### Problem to work on
Write out all the material exactly. Leave nothing out.

******************************

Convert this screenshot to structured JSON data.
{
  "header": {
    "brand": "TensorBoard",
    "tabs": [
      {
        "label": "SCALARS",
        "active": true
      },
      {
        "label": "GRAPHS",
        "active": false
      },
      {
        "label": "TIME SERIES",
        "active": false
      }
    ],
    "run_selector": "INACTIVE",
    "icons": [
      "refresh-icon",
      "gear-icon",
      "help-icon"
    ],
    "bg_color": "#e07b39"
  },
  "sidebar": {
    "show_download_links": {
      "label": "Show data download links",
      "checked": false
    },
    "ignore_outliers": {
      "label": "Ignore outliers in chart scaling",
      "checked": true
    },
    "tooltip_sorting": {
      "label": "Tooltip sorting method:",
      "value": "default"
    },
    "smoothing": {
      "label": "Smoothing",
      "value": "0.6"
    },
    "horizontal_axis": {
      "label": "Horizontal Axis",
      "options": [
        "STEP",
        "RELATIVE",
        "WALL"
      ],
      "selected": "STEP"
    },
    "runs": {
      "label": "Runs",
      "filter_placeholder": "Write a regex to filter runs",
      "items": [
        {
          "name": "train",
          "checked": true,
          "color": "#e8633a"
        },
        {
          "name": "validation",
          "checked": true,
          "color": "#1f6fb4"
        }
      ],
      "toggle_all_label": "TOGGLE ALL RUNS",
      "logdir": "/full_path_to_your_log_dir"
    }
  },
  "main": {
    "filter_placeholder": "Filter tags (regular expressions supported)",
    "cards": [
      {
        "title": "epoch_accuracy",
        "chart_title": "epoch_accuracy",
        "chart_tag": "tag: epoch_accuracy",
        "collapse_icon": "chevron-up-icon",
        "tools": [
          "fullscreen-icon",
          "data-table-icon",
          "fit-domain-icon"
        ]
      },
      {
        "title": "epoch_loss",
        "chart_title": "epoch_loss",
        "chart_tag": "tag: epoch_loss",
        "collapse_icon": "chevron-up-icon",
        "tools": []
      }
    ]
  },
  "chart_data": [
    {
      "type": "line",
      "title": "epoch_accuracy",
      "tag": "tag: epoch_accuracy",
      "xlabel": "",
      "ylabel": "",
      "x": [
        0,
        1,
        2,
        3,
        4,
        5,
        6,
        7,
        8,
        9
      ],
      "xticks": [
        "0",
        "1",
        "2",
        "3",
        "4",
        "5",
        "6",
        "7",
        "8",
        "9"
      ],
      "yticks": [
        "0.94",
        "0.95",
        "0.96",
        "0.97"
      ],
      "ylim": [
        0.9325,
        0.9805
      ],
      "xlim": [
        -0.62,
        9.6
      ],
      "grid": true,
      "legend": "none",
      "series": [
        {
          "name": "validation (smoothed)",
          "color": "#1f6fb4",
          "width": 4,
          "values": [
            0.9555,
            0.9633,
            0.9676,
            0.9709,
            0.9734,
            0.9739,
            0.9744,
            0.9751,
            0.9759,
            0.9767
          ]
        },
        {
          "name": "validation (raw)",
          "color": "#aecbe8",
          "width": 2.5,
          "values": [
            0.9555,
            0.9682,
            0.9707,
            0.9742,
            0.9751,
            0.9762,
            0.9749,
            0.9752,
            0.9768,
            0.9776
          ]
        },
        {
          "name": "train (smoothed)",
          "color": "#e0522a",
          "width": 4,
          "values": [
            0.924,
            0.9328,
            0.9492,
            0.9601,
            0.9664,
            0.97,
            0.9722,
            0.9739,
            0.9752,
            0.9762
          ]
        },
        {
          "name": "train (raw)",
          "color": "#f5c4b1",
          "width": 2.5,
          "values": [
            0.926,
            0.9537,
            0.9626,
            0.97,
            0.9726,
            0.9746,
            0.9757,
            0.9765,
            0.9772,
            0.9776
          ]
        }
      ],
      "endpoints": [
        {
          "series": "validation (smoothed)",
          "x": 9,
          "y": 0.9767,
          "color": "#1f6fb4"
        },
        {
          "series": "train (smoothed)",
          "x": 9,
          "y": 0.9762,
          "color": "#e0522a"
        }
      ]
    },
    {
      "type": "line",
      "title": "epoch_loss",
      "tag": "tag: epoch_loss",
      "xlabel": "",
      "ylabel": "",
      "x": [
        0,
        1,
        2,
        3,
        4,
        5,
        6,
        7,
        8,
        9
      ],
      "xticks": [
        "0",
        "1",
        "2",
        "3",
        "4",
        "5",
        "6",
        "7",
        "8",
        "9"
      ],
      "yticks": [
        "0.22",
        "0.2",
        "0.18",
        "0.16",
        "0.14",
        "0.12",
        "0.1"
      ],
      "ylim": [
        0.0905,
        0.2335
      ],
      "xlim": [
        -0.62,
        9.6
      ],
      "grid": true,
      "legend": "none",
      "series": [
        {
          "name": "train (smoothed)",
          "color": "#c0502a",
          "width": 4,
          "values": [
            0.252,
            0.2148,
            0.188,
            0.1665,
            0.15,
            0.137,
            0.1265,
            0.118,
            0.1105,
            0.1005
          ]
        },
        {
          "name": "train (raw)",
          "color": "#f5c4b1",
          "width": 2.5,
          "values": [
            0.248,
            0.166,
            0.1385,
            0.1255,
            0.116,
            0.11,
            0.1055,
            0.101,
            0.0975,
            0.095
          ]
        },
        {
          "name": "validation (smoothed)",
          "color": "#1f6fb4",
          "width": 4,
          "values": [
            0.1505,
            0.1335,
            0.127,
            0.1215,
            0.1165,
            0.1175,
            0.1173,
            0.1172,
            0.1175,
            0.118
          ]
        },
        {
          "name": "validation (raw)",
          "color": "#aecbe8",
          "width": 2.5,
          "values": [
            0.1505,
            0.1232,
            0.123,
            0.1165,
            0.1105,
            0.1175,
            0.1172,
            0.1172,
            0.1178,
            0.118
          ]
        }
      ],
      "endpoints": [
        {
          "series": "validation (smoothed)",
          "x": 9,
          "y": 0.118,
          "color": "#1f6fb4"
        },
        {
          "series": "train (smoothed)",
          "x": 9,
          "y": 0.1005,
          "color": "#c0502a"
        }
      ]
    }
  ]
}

******************************

### Written response
Convert this screenshot to structured JSON data.
{
  "header": {
    "brand": "TensorBoard",
    "tabs": [
      {
        "label": "SCALARS",
        "active": true
      },
      {
        "label": "GRAPHS",
        "active": false
      },
      {
        "label": "TIME SERIES",
        "active": false
      }
    ],
    "run_selector": "INACTIVE",
    "icons": [
      "refresh-icon",
      "gear-icon",
      "help-icon"
    ],
    "bg_color": "#e07b39"
  },
  "sidebar": {
    "show_download_links": {
      "label": "Show data download links",
      "checked": false
    },
    "ignore_outliers": {
      "label": "Ignore outliers in chart scaling",
      "checked": true
    },
    "tooltip_sorting": {
      "label": "Tooltip sorting method:",
      "value": "default"
    },
    "smoothing": {
      "label": "Smoothing",
      "value": "0.6"
    },
    "horizontal_axis": {
      "label": "Horizontal Axis",
      "options": [
        "STEP",
        "RELATIVE",
        "WALL"
      ],
      "selected": "STEP"
    },
    "runs": {
      "label": "Runs",
      "filter_placeholder": "Write a regex to filter runs",
      "items": [
        {
          "name": "train",
          "checked": true,
          "color": "#e8633a"
        },
        {
          "name": "validation",
          "checked": true,
          "color": "#1f6fb4"
        }
      ],
      "toggle_all_label": "TOGGLE ALL RUNS",
      "logdir": "/full_path_to_your_log_dir"
    }
  },
  "main": {
    "filter_placeholder": "Filter tags (regular expressions supported)",
    "cards": [
      {
        "title": "epoch_accuracy",
        "chart_title": "epoch_accuracy",
        "chart_tag": "tag: epoch_accuracy",
        "collapse_icon": "chevron-up-icon",
        "tools": [
          "fullscreen-icon",
          "data-table-icon",
          "fit-domain-icon"
        ]
      },
      {
        "title": "epoch_loss",
        "chart_title": "epoch_loss",
        "chart_tag": "tag: epoch_loss",
        "collapse_icon": "chevron-up-icon",
        "tools": []
      }
    ]
  },
  "chart_data": [
    {
      "type": "line",
      "title": "epoch_accuracy",
      "tag": "tag: epoch_accuracy",
      "xlabel": "",
      "ylabel": "",
      "x": [
        0,
        1,
        2,
        3,
        4,
        5,
        6,
        7,
        8,
        9
      ],
      "xticks": [
        "0",
        "1",
        "2",
        "3",
        "4",
        "5",
        "6",
        "7",
        "8",
        "9"
      ],
      "yticks": [
        "0.94",
        "0.95",
        "0.96",
        "0.97"
      ],
      "ylim": [
        0.9325,
        0.9805
      ],
      "xlim": [
        -0.62,
        9.6
      ],
      "grid": true,
      "legend": "none",
      "series": [
        {
          "name": "validation (smoothed)",
          "color": "#1f6fb4",
          "width": 4,
          "values": [
            0.9555,
            0.9633,
            0.9676,
            0.9709,
            0.9734,
            0.9739,
            0.9744,
            0.9751,
            0.9759,
            0.9767
          ]
        },
        {
          "name": "validation (raw)",
          "color": "#aecbe8",
          "width": 2.5,
          "values": [
            0.9555,
            0.9682,
            0.9707,
            0.9742,
            0.9751,
            0.9762,
            0.9749,
            0.9752,
            0.9768,
            0.9776
          ]
        },
        {
          "name": "train (smoothed)",
          "color": "#e0522a",
          "width": 4,
          "values": [
            0.924,
            0.9328,
            0.9492,
            0.9601,
            0.9664,
            0.97,
            0.9722,
            0.9739,
            0.9752,
            0.9762
          ]
        },
        {
          "name": "train (raw)",
          "color": "#f5c4b1",
          "width": 2.5,
          "values": [
            0.926,
            0.9537,
            0.9626,
            0.97,
            0.9726,
            0.9746,
            0.9757,
            0.9765,
            0.9772,
            0.9776
          ]
        }
      ],
      "endpoints": [
        {
          "series": "validation (smoothed)",
          "x": 9,
          "y": 0.9767,
          "color": "#1f6fb4"
        },
        {
          "series": "train (smoothed)",
          "x": 9,
          "y": 0.9762,
          "color": "#e0522a"
        }
      ]
    },
    {
      "type": "line",
      "title": "epoch_loss",
      "tag": "tag: epoch_loss",
      "xlabel": "",
      "ylabel": "",
      "x": [
        0,
        1,
        2,
        3,
        4,
        5,
        6,
        7,
        8,
        9
      ],
      "xticks": [
        "0",
        "1",
        "2",
        "3",
        "4",
        "5",
        "6",
        "7",
        "8",
        "9"
      ],
      "yticks": [
        "0.22",
        "0.2",
        "0.18",
        "0.16",
        "0.14",
        "0.12",
        "0.1"
      ],
      "ylim": [
        0.0905,
        0.2335
      ],
      "xlim": [
        -0.62,
        9.6
      ],
      "grid": true,
      "legend": "none",
      "series": [
        {
          "name": "train (smoothed)",
          "color": "#c0502a",
          "width": 4,
          "values": [
            0.252,
            0.2148,
            0.188,
            0.1665,
            0.15,
            0.137,
            0.1265,
            0.118,
            0.1105,
            0.1005
          ]
        },
        {
          "name": "train (raw)",
          "color": "#f5c4b1",
          "width": 2.5,
          "values": [
            0.248,
            0.166,
            0.1385,
            0.1255,
            0.116,
            0.11,
            0.1055,
            0.101,
            0.0975,
            0.095
          ]
        },
        {
          "name": "validation (smoothed)",
          "color": "#1f6fb4",
          "width": 4,
          "values": [
            0.1505,
            0.1335,
            0.127,
            0.1215,
            0.1165,
            0.1175,
            0.1173,
            0.1172,
            0.1175,
            0.118
          ]
        },
        {
          "name": "validation (raw)",
          "color": "#aecbe8",
          "width": 2.5,
          "values": [
            0.1505,
            0.1232,
            0.123,
            0.1165,
            0.1105,
            0.1175,
            0.1172,
            0.1172,
            0.1178,
            0.118
          ]
        }
      ],
      "endpoints": [
        {
          "series": "validation (smoothed)",
          "x": 9,
          "y": 0.118,
          "color": "#1f6fb4"
        },
        {
          "series": "train (smoothed)",
          "x": 9,
          "y": 0.1005,
          "color": "#c0502a"
        }
      ]
    }
  ]
}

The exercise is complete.